[START OF TASK MATERIAL]

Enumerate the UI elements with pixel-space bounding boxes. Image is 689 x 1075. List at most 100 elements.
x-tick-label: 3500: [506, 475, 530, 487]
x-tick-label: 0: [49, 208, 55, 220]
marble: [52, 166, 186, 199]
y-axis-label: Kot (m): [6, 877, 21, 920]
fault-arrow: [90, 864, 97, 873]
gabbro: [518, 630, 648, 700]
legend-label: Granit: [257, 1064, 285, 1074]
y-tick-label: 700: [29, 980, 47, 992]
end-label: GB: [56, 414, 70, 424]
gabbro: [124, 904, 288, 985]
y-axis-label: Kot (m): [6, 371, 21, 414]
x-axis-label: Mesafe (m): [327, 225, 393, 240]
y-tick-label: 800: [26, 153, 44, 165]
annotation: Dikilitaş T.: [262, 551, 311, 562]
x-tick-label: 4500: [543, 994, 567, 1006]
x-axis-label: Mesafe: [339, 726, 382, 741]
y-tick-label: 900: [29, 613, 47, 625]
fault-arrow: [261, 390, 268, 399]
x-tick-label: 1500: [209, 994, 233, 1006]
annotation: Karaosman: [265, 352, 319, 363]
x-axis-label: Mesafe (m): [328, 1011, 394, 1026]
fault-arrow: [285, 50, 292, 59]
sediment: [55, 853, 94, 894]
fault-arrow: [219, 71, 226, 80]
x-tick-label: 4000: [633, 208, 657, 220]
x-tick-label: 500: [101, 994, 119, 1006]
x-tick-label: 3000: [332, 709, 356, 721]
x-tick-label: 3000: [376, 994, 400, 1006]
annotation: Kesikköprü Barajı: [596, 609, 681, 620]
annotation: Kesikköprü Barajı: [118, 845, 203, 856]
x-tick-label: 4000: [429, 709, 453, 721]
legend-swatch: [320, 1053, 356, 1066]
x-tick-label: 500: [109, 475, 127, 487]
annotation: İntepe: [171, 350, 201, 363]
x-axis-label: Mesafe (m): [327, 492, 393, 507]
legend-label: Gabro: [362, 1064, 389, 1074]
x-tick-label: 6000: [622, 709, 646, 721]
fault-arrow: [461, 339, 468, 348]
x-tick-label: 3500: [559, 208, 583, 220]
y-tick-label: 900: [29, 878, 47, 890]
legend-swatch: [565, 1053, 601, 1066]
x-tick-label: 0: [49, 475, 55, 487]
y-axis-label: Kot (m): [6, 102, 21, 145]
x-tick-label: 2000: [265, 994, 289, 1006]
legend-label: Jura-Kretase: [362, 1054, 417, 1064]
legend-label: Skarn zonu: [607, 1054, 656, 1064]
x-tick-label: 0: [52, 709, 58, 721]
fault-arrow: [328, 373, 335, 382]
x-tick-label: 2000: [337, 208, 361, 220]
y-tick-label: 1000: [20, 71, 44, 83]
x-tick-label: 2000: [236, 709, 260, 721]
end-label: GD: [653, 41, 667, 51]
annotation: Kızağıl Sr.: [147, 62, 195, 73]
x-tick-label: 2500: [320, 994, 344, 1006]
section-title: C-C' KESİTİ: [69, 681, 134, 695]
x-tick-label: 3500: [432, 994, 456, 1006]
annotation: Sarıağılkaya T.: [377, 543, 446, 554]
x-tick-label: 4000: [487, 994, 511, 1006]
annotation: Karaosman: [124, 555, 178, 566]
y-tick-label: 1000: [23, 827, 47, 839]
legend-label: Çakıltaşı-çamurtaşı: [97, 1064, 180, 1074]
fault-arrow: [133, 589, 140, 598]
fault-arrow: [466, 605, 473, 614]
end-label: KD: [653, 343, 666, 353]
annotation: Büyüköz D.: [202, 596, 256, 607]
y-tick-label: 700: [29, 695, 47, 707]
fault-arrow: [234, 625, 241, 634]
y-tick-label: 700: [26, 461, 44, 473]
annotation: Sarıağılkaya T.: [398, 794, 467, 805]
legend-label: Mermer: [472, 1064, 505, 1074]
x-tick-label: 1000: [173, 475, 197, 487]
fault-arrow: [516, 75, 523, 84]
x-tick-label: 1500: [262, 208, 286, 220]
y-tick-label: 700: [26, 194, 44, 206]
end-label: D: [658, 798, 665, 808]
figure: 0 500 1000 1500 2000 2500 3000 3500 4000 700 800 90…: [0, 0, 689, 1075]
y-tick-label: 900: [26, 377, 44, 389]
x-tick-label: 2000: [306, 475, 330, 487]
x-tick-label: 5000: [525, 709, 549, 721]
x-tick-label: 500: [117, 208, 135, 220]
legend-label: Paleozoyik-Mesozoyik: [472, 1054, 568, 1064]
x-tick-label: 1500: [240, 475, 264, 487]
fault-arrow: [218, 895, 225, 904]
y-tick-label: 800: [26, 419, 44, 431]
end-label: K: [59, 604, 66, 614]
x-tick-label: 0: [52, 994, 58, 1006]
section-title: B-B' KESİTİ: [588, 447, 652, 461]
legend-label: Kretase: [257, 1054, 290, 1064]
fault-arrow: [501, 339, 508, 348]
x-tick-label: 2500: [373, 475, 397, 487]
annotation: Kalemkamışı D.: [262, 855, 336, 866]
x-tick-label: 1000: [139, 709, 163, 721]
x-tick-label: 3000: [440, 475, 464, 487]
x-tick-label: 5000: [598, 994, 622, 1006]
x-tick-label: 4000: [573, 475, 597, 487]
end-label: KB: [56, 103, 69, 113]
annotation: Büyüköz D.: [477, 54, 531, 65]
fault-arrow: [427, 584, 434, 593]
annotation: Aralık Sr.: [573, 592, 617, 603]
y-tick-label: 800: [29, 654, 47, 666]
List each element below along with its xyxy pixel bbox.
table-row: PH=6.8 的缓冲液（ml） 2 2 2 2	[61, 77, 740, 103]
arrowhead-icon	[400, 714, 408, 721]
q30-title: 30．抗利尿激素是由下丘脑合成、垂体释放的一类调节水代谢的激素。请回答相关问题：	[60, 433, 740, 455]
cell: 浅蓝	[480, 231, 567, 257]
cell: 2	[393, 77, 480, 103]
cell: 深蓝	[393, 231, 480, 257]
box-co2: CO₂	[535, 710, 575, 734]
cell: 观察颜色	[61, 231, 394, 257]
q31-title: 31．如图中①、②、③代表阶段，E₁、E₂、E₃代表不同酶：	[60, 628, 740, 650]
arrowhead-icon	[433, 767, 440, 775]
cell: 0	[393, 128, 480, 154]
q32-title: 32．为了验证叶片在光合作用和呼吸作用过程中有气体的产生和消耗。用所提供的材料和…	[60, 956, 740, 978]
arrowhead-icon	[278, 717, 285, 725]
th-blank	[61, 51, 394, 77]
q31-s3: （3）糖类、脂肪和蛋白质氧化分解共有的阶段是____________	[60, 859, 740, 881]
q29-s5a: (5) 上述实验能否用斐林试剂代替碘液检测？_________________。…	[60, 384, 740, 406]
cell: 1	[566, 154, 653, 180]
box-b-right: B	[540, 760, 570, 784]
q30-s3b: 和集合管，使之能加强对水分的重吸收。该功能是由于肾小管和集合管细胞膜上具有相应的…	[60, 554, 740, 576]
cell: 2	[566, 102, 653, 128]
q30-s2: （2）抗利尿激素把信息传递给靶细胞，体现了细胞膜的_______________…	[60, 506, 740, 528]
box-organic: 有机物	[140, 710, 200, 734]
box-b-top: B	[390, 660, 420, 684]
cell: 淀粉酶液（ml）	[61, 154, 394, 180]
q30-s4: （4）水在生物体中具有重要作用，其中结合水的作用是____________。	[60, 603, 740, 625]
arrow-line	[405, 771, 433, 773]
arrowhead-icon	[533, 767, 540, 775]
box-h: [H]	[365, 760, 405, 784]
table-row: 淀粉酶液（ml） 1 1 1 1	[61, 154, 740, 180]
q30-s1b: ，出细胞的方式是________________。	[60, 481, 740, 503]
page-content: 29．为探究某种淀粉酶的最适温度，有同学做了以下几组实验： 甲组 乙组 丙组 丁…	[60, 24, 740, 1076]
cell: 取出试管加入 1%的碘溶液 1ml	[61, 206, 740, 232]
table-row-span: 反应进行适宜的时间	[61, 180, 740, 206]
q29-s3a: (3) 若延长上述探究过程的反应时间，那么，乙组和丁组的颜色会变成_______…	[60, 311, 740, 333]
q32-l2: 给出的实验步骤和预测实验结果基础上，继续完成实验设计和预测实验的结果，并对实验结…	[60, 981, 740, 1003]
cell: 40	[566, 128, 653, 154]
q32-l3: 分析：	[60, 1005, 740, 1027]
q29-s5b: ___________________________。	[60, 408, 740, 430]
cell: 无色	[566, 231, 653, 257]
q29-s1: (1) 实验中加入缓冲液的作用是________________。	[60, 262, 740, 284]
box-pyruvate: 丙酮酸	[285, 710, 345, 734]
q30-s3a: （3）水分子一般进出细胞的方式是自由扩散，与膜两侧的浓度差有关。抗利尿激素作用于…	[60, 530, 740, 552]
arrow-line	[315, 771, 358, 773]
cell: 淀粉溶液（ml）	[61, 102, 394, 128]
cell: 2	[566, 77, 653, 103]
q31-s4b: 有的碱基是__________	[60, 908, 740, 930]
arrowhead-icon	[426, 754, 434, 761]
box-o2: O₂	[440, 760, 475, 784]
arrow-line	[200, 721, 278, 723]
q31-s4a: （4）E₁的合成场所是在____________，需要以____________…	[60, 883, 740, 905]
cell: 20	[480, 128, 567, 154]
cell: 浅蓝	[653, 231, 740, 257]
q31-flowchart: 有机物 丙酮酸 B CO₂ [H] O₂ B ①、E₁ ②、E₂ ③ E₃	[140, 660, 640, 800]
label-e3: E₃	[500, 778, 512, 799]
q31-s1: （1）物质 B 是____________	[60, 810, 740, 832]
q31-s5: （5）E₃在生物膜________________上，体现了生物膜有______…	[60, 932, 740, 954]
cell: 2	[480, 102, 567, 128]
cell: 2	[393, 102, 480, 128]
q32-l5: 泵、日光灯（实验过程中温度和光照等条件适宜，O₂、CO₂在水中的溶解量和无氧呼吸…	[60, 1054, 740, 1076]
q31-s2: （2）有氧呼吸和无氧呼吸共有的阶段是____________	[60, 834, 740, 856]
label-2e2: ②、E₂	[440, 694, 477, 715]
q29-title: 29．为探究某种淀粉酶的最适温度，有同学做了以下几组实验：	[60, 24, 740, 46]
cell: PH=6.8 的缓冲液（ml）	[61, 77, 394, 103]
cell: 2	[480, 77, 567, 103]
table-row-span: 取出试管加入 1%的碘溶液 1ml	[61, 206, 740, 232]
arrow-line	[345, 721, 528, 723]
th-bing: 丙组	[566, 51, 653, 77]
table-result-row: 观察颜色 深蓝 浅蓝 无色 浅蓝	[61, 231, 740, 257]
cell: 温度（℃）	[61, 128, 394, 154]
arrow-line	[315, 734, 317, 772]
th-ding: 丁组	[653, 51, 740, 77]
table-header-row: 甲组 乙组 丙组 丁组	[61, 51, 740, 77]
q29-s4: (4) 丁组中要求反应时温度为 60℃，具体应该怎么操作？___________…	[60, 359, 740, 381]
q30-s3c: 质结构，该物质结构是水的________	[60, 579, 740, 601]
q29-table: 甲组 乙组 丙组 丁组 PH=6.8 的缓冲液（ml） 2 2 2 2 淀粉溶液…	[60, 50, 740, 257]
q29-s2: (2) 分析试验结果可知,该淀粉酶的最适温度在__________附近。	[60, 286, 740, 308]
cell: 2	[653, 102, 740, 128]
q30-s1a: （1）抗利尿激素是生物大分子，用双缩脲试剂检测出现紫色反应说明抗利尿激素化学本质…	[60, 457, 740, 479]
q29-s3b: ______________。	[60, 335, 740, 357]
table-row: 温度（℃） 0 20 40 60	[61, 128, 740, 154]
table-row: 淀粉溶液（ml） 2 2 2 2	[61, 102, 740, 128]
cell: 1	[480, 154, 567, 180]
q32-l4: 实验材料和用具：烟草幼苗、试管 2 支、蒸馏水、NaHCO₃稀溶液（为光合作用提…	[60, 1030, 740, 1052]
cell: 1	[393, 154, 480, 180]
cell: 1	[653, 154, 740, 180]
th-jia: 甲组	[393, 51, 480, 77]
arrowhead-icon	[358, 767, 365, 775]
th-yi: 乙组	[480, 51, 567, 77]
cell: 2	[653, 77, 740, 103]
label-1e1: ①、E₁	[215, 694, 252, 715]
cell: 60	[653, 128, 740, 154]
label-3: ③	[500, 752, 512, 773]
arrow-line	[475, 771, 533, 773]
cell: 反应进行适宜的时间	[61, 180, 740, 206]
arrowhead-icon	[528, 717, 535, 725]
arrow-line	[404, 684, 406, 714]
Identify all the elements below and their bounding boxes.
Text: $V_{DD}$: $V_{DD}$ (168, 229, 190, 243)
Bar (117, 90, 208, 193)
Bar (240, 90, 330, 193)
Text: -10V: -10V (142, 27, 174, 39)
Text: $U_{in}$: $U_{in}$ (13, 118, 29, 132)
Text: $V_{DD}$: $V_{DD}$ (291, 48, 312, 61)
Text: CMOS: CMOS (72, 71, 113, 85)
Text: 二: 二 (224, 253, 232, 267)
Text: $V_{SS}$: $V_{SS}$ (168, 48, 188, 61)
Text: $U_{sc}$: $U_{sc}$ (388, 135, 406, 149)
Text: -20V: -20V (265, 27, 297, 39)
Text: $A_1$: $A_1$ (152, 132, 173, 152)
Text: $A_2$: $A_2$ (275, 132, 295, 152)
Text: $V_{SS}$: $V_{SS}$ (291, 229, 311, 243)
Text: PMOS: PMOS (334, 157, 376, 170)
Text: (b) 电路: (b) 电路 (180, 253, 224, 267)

[END OF TASK MATERIAL]

### PROBLEM DESCRIPTION
Repeat the listing word for word, starting at its first line and ending at the line that contains "x-tick-label: 2000: [236, 709, 260, 721]", with that line included.

### THE SOLUTION
Enumerate the UI elements with pixel-space bounding boxes. Image is 689 x 1075. List at most 100 elements.
x-tick-label: 3500: [506, 475, 530, 487]
x-tick-label: 0: [49, 208, 55, 220]
marble: [52, 166, 186, 199]
y-axis-label: Kot (m): [6, 877, 21, 920]
fault-arrow: [90, 864, 97, 873]
gabbro: [518, 630, 648, 700]
legend-label: Granit: [257, 1064, 285, 1074]
y-tick-label: 700: [29, 980, 47, 992]
end-label: GB: [56, 414, 70, 424]
gabbro: [124, 904, 288, 985]
y-axis-label: Kot (m): [6, 371, 21, 414]
x-axis-label: Mesafe (m): [327, 225, 393, 240]
y-tick-label: 800: [26, 153, 44, 165]
annotation: Dikilitaş T.: [262, 551, 311, 562]
x-tick-label: 4500: [543, 994, 567, 1006]
x-axis-label: Mesafe: [339, 726, 382, 741]
y-tick-label: 900: [29, 613, 47, 625]
fault-arrow: [261, 390, 268, 399]
x-tick-label: 1500: [209, 994, 233, 1006]
annotation: Karaosman: [265, 352, 319, 363]
x-axis-label: Mesafe (m): [328, 1011, 394, 1026]
fault-arrow: [285, 50, 292, 59]
sediment: [55, 853, 94, 894]
fault-arrow: [219, 71, 226, 80]
x-tick-label: 4000: [633, 208, 657, 220]
x-tick-label: 500: [101, 994, 119, 1006]
x-tick-label: 3000: [332, 709, 356, 721]
x-tick-label: 3000: [376, 994, 400, 1006]
annotation: Kesikköprü Barajı: [596, 609, 681, 620]
annotation: Kesikköprü Barajı: [118, 845, 203, 856]
x-tick-label: 4000: [429, 709, 453, 721]
legend-swatch: [320, 1053, 356, 1066]
x-tick-label: 500: [109, 475, 127, 487]
annotation: İntepe: [171, 350, 201, 363]
x-axis-label: Mesafe (m): [327, 492, 393, 507]
legend-label: Gabro: [362, 1064, 389, 1074]
x-tick-label: 6000: [622, 709, 646, 721]
fault-arrow: [461, 339, 468, 348]
x-tick-label: 3500: [559, 208, 583, 220]
y-tick-label: 900: [29, 878, 47, 890]
legend-swatch: [565, 1053, 601, 1066]
x-tick-label: 0: [49, 475, 55, 487]
y-axis-label: Kot (m): [6, 102, 21, 145]
x-tick-label: 2000: [265, 994, 289, 1006]
legend-label: Jura-Kretase: [362, 1054, 417, 1064]
legend-label: Skarn zonu: [607, 1054, 656, 1064]
x-tick-label: 0: [52, 709, 58, 721]
fault-arrow: [328, 373, 335, 382]
x-tick-label: 2000: [337, 208, 361, 220]
y-tick-label: 1000: [20, 71, 44, 83]
x-tick-label: 2000: [236, 709, 260, 721]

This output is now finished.